— Begin SUPPLIED RECORDS —
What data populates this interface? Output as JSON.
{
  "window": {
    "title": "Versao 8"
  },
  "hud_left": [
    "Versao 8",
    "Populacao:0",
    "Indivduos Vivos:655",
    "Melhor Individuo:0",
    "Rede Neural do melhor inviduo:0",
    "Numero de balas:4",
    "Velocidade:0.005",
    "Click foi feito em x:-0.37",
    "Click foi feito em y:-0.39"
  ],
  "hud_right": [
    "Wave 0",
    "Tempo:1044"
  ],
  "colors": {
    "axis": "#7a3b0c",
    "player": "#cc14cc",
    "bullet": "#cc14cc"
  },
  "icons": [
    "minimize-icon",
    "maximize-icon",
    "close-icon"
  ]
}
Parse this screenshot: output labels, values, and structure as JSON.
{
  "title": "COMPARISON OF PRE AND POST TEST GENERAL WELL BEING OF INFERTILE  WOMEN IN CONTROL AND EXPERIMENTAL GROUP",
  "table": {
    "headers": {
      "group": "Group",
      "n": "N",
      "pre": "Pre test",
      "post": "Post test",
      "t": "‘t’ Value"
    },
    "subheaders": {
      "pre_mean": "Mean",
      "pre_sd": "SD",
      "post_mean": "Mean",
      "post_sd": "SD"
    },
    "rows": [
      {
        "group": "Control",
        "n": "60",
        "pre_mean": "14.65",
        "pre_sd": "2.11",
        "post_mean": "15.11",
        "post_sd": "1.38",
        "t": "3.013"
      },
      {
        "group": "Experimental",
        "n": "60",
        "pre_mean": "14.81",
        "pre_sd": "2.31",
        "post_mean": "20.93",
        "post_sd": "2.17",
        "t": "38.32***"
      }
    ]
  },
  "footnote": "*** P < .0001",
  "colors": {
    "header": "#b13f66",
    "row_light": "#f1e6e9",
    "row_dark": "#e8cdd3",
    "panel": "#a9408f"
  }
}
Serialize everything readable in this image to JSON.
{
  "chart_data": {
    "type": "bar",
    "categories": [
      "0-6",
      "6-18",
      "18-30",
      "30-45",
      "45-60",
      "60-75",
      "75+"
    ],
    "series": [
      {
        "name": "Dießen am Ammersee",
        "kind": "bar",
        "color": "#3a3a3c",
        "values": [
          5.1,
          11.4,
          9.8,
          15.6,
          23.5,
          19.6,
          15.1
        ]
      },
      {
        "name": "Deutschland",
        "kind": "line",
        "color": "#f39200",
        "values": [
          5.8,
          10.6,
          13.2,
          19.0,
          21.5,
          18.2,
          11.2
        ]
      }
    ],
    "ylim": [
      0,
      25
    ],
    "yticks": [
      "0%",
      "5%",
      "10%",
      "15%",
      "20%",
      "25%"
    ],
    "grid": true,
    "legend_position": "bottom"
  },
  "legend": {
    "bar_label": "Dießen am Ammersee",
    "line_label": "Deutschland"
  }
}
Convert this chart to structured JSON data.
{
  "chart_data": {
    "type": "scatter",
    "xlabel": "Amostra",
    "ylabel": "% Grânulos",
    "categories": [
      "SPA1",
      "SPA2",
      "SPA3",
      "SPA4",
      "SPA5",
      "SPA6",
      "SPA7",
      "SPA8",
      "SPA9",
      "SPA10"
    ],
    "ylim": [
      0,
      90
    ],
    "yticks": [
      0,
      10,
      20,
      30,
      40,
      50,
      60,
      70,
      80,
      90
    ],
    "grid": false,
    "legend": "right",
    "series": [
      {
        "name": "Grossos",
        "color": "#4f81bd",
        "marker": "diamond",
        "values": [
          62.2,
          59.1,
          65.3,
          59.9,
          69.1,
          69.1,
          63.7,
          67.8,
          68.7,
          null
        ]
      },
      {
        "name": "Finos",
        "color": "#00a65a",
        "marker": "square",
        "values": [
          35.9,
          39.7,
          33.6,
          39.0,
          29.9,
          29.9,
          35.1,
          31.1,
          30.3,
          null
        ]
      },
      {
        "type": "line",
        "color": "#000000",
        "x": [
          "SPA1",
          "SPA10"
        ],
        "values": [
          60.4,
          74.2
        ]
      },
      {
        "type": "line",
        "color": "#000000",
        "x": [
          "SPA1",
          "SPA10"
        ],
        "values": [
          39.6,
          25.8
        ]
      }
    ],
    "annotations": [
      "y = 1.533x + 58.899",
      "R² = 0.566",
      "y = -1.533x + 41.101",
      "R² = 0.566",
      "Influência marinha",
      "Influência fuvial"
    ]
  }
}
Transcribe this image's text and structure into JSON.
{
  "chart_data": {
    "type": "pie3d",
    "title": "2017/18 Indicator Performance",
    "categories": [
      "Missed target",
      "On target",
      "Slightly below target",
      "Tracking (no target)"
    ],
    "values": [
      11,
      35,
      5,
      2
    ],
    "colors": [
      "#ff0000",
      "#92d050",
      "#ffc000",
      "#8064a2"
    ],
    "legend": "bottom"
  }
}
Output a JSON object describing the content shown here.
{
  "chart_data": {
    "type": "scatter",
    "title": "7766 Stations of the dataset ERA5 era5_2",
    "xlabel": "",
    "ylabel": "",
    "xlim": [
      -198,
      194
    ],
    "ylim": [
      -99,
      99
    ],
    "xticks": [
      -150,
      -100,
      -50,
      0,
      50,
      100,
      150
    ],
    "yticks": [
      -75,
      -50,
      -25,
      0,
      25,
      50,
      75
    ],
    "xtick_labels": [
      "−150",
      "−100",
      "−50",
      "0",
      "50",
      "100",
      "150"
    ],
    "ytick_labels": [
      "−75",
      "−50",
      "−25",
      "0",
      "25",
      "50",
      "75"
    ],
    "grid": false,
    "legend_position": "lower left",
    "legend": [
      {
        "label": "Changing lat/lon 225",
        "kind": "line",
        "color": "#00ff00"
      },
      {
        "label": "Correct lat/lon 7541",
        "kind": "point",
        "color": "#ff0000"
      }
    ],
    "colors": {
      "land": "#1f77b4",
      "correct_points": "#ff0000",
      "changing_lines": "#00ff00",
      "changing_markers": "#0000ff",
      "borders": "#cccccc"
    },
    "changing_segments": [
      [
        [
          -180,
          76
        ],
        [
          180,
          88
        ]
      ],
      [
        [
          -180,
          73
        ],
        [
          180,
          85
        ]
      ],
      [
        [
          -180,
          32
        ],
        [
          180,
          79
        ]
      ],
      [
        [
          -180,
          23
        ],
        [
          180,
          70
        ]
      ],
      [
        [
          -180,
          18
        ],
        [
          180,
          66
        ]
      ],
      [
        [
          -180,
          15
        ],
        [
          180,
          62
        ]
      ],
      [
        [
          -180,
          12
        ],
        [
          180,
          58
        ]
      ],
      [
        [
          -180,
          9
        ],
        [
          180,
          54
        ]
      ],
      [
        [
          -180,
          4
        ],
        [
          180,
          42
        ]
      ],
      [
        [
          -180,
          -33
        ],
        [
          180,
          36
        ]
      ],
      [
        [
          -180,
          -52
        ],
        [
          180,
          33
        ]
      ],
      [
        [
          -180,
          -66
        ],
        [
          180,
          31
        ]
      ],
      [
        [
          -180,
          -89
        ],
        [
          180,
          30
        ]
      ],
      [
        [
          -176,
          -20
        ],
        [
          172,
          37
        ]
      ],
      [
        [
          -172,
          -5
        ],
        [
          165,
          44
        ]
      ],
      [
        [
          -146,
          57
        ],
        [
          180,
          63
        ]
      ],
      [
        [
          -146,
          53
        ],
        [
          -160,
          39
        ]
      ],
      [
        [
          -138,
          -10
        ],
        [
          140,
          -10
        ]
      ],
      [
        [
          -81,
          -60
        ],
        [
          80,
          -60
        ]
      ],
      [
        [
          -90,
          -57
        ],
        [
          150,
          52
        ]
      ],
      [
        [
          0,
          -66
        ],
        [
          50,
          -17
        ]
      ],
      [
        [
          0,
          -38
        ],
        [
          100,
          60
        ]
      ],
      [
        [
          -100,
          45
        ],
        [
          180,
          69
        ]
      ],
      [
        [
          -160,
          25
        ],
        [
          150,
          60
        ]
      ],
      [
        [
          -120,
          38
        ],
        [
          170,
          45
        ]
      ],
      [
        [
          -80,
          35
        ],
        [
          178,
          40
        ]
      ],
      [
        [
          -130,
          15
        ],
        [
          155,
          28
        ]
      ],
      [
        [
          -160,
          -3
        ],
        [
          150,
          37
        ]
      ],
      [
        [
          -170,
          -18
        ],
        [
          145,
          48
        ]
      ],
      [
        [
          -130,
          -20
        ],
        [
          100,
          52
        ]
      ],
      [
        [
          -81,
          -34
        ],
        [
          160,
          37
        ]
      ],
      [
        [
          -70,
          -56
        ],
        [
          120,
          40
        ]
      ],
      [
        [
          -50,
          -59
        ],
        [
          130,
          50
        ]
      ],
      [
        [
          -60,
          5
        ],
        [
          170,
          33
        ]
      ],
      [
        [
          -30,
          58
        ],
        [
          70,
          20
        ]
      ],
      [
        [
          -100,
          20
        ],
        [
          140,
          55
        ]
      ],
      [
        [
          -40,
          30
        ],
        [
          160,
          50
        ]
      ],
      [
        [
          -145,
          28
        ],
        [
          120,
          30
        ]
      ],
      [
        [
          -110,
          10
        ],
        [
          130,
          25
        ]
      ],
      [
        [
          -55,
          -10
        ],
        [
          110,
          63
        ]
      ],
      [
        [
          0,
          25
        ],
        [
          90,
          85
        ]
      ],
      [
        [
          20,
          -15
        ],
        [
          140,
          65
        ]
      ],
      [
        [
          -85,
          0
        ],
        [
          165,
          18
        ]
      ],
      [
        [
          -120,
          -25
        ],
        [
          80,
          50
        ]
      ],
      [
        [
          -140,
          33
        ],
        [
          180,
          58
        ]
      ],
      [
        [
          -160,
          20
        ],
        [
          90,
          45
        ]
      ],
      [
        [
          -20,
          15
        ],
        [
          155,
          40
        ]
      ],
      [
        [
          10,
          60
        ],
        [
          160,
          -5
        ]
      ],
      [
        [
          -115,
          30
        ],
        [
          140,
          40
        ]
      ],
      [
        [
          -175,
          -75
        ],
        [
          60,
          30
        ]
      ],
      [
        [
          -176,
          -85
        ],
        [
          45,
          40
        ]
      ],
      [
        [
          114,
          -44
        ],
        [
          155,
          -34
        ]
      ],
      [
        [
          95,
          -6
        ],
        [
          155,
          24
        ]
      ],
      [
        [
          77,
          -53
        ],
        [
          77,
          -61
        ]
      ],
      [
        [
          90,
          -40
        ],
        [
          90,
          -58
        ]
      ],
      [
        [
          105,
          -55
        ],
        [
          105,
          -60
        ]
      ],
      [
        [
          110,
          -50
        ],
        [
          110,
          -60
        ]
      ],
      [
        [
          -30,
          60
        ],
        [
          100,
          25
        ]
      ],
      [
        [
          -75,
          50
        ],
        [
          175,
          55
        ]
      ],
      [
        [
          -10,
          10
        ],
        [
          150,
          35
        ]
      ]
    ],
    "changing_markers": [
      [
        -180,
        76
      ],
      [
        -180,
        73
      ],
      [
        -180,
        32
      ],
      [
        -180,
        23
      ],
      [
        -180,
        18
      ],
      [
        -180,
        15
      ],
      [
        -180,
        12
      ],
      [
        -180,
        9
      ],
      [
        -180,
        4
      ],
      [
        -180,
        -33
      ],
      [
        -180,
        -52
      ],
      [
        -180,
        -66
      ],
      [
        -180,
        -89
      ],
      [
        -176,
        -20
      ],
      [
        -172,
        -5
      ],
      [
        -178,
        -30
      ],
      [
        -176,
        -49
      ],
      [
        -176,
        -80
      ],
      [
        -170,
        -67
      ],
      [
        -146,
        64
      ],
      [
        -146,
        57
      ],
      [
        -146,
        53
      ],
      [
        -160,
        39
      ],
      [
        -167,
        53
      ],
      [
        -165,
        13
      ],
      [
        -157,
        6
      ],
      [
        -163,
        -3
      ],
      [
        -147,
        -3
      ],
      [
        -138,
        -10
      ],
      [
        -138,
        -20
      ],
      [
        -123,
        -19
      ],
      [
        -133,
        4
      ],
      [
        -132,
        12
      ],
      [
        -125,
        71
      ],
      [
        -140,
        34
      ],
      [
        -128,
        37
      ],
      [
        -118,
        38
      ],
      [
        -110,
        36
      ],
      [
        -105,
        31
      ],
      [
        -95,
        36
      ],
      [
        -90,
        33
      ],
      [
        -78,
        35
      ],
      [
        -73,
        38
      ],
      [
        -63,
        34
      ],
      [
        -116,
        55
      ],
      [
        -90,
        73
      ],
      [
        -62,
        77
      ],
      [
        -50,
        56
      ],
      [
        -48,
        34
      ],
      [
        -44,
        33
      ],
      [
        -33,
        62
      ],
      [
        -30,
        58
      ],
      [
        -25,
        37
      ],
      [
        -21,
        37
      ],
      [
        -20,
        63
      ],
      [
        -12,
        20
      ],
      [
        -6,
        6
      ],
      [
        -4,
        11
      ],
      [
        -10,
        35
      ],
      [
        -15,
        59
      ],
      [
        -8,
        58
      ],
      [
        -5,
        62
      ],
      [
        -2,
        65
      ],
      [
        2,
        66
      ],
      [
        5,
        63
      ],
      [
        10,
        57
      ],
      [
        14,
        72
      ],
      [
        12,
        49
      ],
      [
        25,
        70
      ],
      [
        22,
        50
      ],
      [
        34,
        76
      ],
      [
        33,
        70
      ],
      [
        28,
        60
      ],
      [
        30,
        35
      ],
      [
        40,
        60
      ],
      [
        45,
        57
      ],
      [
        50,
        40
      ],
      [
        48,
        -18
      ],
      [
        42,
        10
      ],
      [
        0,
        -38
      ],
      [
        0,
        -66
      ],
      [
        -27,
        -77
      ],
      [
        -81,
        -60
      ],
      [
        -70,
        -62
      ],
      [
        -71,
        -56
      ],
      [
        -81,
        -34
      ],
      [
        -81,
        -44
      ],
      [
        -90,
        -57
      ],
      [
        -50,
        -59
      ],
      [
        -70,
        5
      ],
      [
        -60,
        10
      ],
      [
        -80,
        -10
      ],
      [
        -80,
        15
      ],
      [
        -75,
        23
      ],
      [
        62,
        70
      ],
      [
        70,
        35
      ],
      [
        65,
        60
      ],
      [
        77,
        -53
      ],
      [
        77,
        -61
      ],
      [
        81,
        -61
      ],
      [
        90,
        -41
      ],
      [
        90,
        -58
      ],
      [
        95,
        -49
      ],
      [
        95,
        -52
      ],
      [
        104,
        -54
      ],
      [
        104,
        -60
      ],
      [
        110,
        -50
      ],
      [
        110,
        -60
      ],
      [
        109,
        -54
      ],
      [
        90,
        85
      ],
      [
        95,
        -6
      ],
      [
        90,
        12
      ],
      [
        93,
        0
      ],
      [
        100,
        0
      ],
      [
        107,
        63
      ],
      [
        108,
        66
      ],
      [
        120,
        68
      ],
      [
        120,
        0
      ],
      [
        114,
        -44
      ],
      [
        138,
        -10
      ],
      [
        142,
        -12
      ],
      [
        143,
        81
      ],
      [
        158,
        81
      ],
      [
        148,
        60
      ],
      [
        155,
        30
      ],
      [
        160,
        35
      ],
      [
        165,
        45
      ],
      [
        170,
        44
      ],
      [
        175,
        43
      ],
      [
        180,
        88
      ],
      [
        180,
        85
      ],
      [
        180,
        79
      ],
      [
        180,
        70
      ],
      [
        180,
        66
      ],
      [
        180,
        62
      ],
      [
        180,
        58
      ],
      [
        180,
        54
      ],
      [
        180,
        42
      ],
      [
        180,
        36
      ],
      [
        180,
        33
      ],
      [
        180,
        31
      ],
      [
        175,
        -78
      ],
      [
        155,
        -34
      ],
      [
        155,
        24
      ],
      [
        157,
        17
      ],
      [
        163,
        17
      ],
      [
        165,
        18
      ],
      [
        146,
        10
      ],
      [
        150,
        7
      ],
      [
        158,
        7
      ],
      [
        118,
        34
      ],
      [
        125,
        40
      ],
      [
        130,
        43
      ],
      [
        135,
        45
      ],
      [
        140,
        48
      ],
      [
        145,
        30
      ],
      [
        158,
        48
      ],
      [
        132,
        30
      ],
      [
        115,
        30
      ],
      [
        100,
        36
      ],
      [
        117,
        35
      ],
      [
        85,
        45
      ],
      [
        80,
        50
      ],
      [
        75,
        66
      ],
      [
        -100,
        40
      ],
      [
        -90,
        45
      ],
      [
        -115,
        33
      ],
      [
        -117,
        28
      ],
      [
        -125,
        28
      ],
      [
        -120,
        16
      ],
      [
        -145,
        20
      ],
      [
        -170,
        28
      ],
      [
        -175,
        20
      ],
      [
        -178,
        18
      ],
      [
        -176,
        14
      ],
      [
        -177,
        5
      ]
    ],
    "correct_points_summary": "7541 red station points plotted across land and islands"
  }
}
— End SUPPLIED RECORDS —
**WHAT YOU NEED TO DO**
Scan the material above. Copy each line where "image" occurs.

**WRITTEN SOLUTION**
Serialize everything readable in this image to JSON.
Transcribe this image's text and structure into JSON.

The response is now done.